### TASK STATEMENT
From the records below, pull each line that has "quantify".
## BEGIN LISTED ENTRIES
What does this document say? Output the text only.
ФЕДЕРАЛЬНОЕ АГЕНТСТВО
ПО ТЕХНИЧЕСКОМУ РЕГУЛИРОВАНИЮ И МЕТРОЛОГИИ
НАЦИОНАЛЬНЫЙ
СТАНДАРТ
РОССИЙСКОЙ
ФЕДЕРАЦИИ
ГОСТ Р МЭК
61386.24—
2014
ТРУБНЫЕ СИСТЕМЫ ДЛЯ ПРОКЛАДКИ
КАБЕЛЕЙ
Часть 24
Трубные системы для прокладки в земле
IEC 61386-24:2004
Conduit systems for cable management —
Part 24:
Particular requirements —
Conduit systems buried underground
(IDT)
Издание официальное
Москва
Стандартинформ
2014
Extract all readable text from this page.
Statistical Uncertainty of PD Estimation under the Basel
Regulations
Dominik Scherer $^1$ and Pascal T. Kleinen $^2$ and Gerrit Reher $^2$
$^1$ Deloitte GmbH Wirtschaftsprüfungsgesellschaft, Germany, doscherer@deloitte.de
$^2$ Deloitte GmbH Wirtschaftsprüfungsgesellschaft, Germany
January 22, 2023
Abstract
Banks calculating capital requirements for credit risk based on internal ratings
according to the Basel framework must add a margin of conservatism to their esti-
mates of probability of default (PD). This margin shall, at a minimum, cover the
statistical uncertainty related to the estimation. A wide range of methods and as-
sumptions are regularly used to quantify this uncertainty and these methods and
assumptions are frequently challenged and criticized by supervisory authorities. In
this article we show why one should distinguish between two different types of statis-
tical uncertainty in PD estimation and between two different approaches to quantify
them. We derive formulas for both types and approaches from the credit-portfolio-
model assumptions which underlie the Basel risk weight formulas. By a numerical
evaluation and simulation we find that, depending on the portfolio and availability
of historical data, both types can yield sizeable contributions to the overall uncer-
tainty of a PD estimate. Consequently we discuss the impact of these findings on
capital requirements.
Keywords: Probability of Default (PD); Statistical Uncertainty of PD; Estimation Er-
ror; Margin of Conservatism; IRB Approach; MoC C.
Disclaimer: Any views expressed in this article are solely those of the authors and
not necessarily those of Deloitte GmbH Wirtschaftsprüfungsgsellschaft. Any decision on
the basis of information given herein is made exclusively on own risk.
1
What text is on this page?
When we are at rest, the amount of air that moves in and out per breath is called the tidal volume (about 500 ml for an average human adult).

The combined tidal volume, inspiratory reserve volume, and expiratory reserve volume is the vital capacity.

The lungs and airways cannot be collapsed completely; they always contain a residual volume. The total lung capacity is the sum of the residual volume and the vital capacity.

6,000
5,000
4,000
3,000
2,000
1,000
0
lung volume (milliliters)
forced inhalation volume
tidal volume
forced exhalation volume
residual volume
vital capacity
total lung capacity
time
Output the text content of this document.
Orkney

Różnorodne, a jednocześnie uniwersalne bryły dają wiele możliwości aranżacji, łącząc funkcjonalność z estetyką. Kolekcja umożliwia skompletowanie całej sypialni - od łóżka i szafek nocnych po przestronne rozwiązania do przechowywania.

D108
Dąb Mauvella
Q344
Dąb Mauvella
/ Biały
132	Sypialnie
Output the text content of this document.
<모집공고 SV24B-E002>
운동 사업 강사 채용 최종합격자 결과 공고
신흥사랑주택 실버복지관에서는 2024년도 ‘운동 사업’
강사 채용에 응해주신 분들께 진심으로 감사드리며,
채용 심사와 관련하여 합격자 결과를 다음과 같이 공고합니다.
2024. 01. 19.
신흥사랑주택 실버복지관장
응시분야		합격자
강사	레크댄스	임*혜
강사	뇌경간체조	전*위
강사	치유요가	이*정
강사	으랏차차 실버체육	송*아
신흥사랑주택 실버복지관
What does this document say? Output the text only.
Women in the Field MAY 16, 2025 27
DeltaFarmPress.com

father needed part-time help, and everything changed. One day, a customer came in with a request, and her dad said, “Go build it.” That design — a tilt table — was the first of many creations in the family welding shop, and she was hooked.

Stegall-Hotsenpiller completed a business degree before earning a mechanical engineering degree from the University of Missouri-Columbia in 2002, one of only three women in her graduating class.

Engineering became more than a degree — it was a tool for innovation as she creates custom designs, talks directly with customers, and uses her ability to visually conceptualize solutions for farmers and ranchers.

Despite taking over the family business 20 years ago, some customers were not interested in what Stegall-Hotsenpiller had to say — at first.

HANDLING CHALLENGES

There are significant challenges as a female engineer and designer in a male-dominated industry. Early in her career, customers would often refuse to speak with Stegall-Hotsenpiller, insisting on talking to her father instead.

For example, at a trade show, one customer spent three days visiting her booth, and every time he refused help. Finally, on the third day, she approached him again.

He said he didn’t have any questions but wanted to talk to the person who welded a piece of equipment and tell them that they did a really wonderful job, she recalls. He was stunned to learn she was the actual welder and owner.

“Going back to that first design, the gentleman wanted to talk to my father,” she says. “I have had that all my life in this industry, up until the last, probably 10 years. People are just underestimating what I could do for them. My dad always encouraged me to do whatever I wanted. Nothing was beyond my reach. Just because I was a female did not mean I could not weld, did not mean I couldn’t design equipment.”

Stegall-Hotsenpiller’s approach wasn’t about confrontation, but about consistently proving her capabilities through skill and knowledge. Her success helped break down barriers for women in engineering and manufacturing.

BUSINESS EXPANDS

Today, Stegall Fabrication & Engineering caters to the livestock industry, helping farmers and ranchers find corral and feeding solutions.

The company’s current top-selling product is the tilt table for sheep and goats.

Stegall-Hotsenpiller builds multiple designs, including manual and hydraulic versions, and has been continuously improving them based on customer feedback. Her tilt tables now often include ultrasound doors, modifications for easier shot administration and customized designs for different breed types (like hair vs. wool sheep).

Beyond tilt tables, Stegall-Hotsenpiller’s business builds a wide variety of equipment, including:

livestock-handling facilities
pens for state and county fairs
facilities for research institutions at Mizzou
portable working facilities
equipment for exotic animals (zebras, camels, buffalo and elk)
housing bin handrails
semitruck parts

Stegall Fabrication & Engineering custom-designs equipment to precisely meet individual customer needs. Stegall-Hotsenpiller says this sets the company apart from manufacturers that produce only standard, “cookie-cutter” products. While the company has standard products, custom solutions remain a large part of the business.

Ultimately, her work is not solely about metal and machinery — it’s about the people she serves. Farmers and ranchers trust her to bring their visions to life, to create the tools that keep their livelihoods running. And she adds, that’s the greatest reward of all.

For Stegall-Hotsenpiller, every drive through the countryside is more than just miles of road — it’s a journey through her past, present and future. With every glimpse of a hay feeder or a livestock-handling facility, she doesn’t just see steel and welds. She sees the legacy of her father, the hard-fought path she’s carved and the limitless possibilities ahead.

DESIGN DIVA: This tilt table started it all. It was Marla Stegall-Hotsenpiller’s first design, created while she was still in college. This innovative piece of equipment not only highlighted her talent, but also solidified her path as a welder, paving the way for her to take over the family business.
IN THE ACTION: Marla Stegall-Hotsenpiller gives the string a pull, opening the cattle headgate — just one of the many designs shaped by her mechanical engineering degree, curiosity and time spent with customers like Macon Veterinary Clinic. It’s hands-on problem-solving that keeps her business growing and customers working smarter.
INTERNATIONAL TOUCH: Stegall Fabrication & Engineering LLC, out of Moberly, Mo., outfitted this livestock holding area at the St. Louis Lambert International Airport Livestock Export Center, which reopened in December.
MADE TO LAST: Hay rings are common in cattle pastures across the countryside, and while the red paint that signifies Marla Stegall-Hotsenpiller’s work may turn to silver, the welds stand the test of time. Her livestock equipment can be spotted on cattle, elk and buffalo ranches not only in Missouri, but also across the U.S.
## END LISTED ENTRIES
### FINAL RESULT
sumptions are regularly used to quantify this uncertainty and these methods and
tical uncertainty in PD estimation and between two different approaches to quantify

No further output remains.